[START OF Source records]

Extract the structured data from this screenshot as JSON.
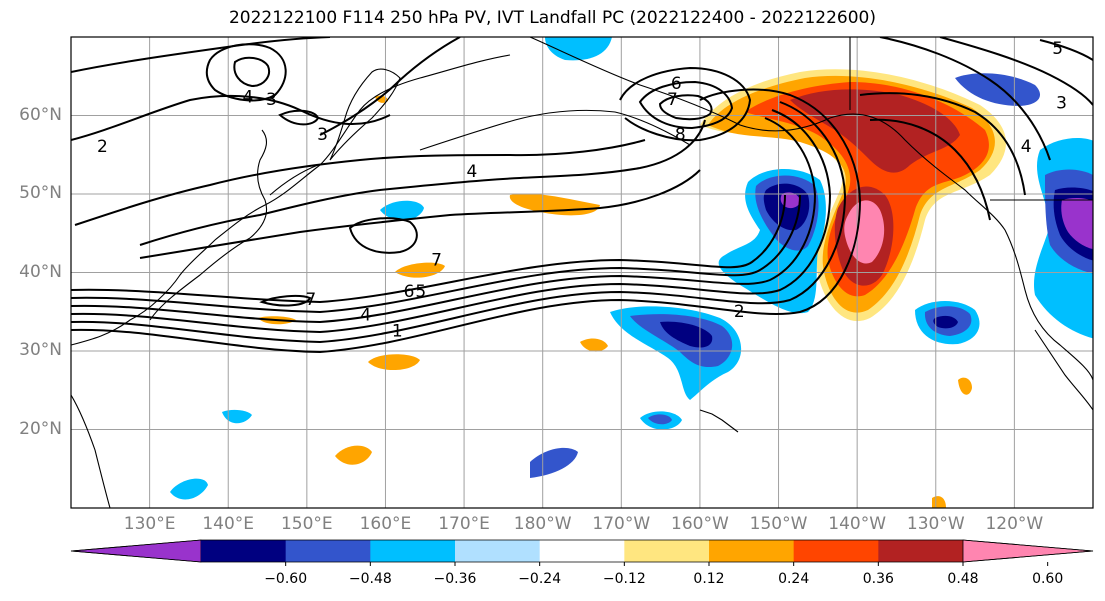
{
  "title": "2022122100 F114 250 hPa PV, IVT Landfall PC (2022122400 - 2022122600)",
  "map": {
    "projection": "equirectangular",
    "lon_range": [
      120,
      250
    ],
    "lat_range": [
      10,
      70
    ],
    "lat_ticks": [
      {
        "lat": 60,
        "label": "60°N"
      },
      {
        "lat": 50,
        "label": "50°N"
      },
      {
        "lat": 40,
        "label": "40°N"
      },
      {
        "lat": 30,
        "label": "30°N"
      },
      {
        "lat": 20,
        "label": "20°N"
      }
    ],
    "lon_ticks": [
      {
        "lon": 130,
        "label": "130°E"
      },
      {
        "lon": 140,
        "label": "140°E"
      },
      {
        "lon": 150,
        "label": "150°E"
      },
      {
        "lon": 160,
        "label": "160°E"
      },
      {
        "lon": 170,
        "label": "170°E"
      },
      {
        "lon": 180,
        "label": "180°W"
      },
      {
        "lon": 190,
        "label": "170°W"
      },
      {
        "lon": 200,
        "label": "160°W"
      },
      {
        "lon": 210,
        "label": "150°W"
      },
      {
        "lon": 220,
        "label": "140°W"
      },
      {
        "lon": 230,
        "label": "130°W"
      },
      {
        "lon": 240,
        "label": "120°W"
      }
    ],
    "contour_labels": [
      {
        "text": "2",
        "lon": 124,
        "lat": 56
      },
      {
        "text": "3",
        "lon": 145.5,
        "lat": 62
      },
      {
        "text": "4",
        "lon": 142.5,
        "lat": 62.3
      },
      {
        "text": "3",
        "lon": 152,
        "lat": 57.5
      },
      {
        "text": "4",
        "lon": 171,
        "lat": 52.8
      },
      {
        "text": "7",
        "lon": 166.5,
        "lat": 41.5
      },
      {
        "text": "7",
        "lon": 150.5,
        "lat": 36.5
      },
      {
        "text": "5",
        "lon": 164.5,
        "lat": 37.5
      },
      {
        "text": "6",
        "lon": 163,
        "lat": 37.5
      },
      {
        "text": "4",
        "lon": 157.5,
        "lat": 34.5
      },
      {
        "text": "1",
        "lon": 161.5,
        "lat": 32.5
      },
      {
        "text": "7",
        "lon": 196.5,
        "lat": 62
      },
      {
        "text": "6",
        "lon": 197,
        "lat": 64
      },
      {
        "text": "8",
        "lon": 197.5,
        "lat": 57.5
      },
      {
        "text": "2",
        "lon": 205,
        "lat": 35
      },
      {
        "text": "5",
        "lon": 245.5,
        "lat": 68.5
      },
      {
        "text": "3",
        "lon": 246,
        "lat": 61.5
      },
      {
        "text": "4",
        "lon": 241.5,
        "lat": 56
      }
    ],
    "colors": {
      "ocean": "#ffffff",
      "grid": "#a0a0a0",
      "coast": "#000000",
      "contour": "#000000"
    }
  },
  "colorbar": {
    "colors": [
      "#9933cc",
      "#000080",
      "#3355cc",
      "#00bfff",
      "#b0e0ff",
      "#ffffff",
      "#ffe680",
      "#ffa500",
      "#ff4500",
      "#b22222",
      "#ff85b0"
    ],
    "ticks": [
      "−0.60",
      "−0.48",
      "−0.36",
      "−0.24",
      "−0.12",
      "0.12",
      "0.24",
      "0.36",
      "0.48",
      "0.60"
    ],
    "extend": "both"
  }
}
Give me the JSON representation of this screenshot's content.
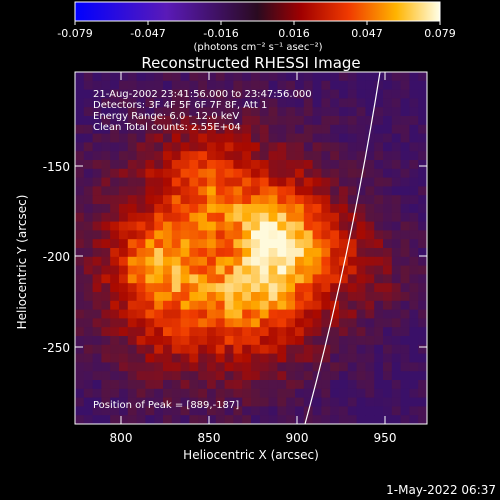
{
  "colorbar": {
    "tick_labels": [
      "-0.079",
      "-0.047",
      "-0.016",
      "0.016",
      "0.047",
      "0.079"
    ],
    "units_label": "(photons cm⁻² s⁻¹ asec⁻²)",
    "range": [
      -0.079,
      0.079
    ]
  },
  "plot": {
    "title": "Reconstructed RHESSI Image",
    "info_lines": [
      "21-Aug-2002 23:41:56.000 to 23:47:56.000",
      "Detectors: 3F 4F 5F 6F 7F 8F, Att 1",
      "Energy Range: 6.0 - 12.0 keV",
      "Clean     Total counts: 2.55E+04"
    ],
    "peak_label": "Position of Peak = [889,-187]",
    "x_axis": {
      "label": "Heliocentric X (arcsec)",
      "ticks": [
        "800",
        "850",
        "900",
        "950"
      ],
      "range": [
        775,
        967
      ]
    },
    "y_axis": {
      "label": "Heliocentric Y (arcsec)",
      "ticks": [
        "-150",
        "-200",
        "-250"
      ],
      "range": [
        -293,
        -101
      ]
    }
  },
  "footer": {
    "timestamp": "1-May-2022 06:37"
  }
}
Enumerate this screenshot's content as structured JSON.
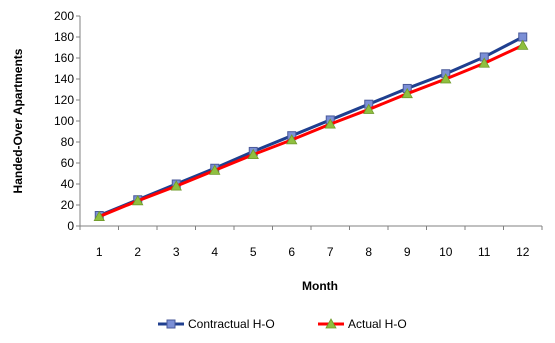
{
  "chart_data": {
    "type": "line",
    "title": "",
    "xlabel": "Month",
    "ylabel": "Handed-Over Apartments",
    "x": [
      "1",
      "2",
      "3",
      "4",
      "5",
      "6",
      "7",
      "8",
      "9",
      "10",
      "11",
      "12"
    ],
    "ylim": [
      0,
      200
    ],
    "yticks": [
      0,
      20,
      40,
      60,
      80,
      100,
      120,
      140,
      160,
      180,
      200
    ],
    "grid": false,
    "legend_position": "bottom",
    "series": [
      {
        "name": "Contractual H-O",
        "color": "#1f3f8f",
        "marker": "square",
        "marker_color": "#7b8fd6",
        "values": [
          10,
          25,
          40,
          55,
          71,
          86,
          101,
          116,
          131,
          145,
          161,
          180
        ]
      },
      {
        "name": "Actual H-O",
        "color": "#ff0000",
        "marker": "triangle",
        "marker_color": "#8fbf3f",
        "values": [
          9,
          24,
          38,
          53,
          68,
          82,
          97,
          111,
          126,
          140,
          155,
          172
        ]
      }
    ]
  }
}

[END OF Source records]

Short exercise: Reproduce all of the data exactly, omitting each picture it holds.

Expected answer:
Extract the structured data from this screenshot as JSON.
{
  "title": "2022122100 F114 250 hPa PV, IVT Landfall PC (2022122400 - 2022122600)",
  "map": {
    "projection": "equirectangular",
    "lon_range": [
      120,
      250
    ],
    "lat_range": [
      10,
      70
    ],
    "lat_ticks": [
      {
        "lat": 60,
        "label": "60°N"
      },
      {
        "lat": 50,
        "label": "50°N"
      },
      {
        "lat": 40,
        "label": "40°N"
      },
      {
        "lat": 30,
        "label": "30°N"
      },
      {
        "lat": 20,
        "label": "20°N"
      }
    ],
    "lon_ticks": [
      {
        "lon": 130,
        "label": "130°E"
      },
      {
        "lon": 140,
        "label": "140°E"
      },
      {
        "lon": 150,
        "label": "150°E"
      },
      {
        "lon": 160,
        "label": "160°E"
      },
      {
        "lon": 170,
        "label": "170°E"
      },
      {
        "lon": 180,
        "label": "180°W"
      },
      {
        "lon": 190,
        "label": "170°W"
      },
      {
        "lon": 200,
        "label": "160°W"
      },
      {
        "lon": 210,
        "label": "150°W"
      },
      {
        "lon": 220,
        "label": "140°W"
      },
      {
        "lon": 230,
        "label": "130°W"
      },
      {
        "lon": 240,
        "label": "120°W"
      }
    ],
    "contour_labels": [
      {
        "text": "2",
        "lon": 124,
        "lat": 56
      },
      {
        "text": "3",
        "lon": 145.5,
        "lat": 62
      },
      {
        "text": "4",
        "lon": 142.5,
        "lat": 62.3
      },
      {
        "text": "3",
        "lon": 152,
        "lat": 57.5
      },
      {
        "text": "4",
        "lon": 171,
        "lat": 52.8
      },
      {
        "text": "7",
        "lon": 166.5,
        "lat": 41.5
      },
      {
        "text": "7",
        "lon": 150.5,
        "lat": 36.5
      },
      {
        "text": "5",
        "lon": 164.5,
        "lat": 37.5
      },
      {
        "text": "6",
        "lon": 163,
        "lat": 37.5
      },
      {
        "text": "4",
        "lon": 157.5,
        "lat": 34.5
      },
      {
        "text": "1",
        "lon": 161.5,
        "lat": 32.5
      },
      {
        "text": "7",
        "lon": 196.5,
        "lat": 62
      },
      {
        "text": "6",
        "lon": 197,
        "lat": 64
      },
      {
        "text": "8",
        "lon": 197.5,
        "lat": 57.5
      },
      {
        "text": "2",
        "lon": 205,
        "lat": 35
      },
      {
        "text": "5",
        "lon": 245.5,
        "lat": 68.5
      },
      {
        "text": "3",
        "lon": 246,
        "lat": 61.5
      },
      {
        "text": "4",
        "lon": 241.5,
        "lat": 56
      }
    ],
    "colors": {
      "ocean": "#ffffff",
      "grid": "#a0a0a0",
      "coast": "#000000",
      "contour": "#000000"
    }
  },
  "colorbar": {
    "colors": [
      "#9933cc",
      "#000080",
      "#3355cc",
      "#00bfff",
      "#b0e0ff",
      "#ffffff",
      "#ffe680",
      "#ffa500",
      "#ff4500",
      "#b22222",
      "#ff85b0"
    ],
    "ticks": [
      "−0.60",
      "−0.48",
      "−0.36",
      "−0.24",
      "−0.12",
      "0.12",
      "0.24",
      "0.36",
      "0.48",
      "0.60"
    ],
    "extend": "both"
  }
}
Give me the JSON representation of this screenshot's content.
{
  "colorbar": {
    "tick_labels": [
      "-0.079",
      "-0.047",
      "-0.016",
      "0.016",
      "0.047",
      "0.079"
    ],
    "units_label": "(photons cm⁻² s⁻¹ asec⁻²)",
    "range": [
      -0.079,
      0.079
    ]
  },
  "plot": {
    "title": "Reconstructed RHESSI Image",
    "info_lines": [
      "21-Aug-2002 23:41:56.000 to 23:47:56.000",
      "Detectors: 3F 4F 5F 6F 7F 8F, Att 1",
      "Energy Range: 6.0 - 12.0 keV",
      "Clean     Total counts: 2.55E+04"
    ],
    "peak_label": "Position of Peak = [889,-187]",
    "x_axis": {
      "label": "Heliocentric X (arcsec)",
      "ticks": [
        "800",
        "850",
        "900",
        "950"
      ],
      "range": [
        775,
        967
      ]
    },
    "y_axis": {
      "label": "Heliocentric Y (arcsec)",
      "ticks": [
        "-150",
        "-200",
        "-250"
      ],
      "range": [
        -293,
        -101
      ]
    }
  },
  "footer": {
    "timestamp": "1-May-2022 06:37"
  }
}
Enumerate this screenshot's content as structured JSON.
{
  "chart_data": {
    "type": "line",
    "title": "",
    "xlabel": "Month",
    "ylabel": "Handed-Over Apartments",
    "x": [
      "1",
      "2",
      "3",
      "4",
      "5",
      "6",
      "7",
      "8",
      "9",
      "10",
      "11",
      "12"
    ],
    "ylim": [
      0,
      200
    ],
    "yticks": [
      0,
      20,
      40,
      60,
      80,
      100,
      120,
      140,
      160,
      180,
      200
    ],
    "grid": false,
    "legend_position": "bottom",
    "series": [
      {
        "name": "Contractual H-O",
        "color": "#1f3f8f",
        "marker": "square",
        "marker_color": "#7b8fd6",
        "values": [
          10,
          25,
          40,
          55,
          71,
          86,
          101,
          116,
          131,
          145,
          161,
          180
        ]
      },
      {
        "name": "Actual H-O",
        "color": "#ff0000",
        "marker": "triangle",
        "marker_color": "#8fbf3f",
        "values": [
          9,
          24,
          38,
          53,
          68,
          82,
          97,
          111,
          126,
          140,
          155,
          172
        ]
      }
    ]
  }
}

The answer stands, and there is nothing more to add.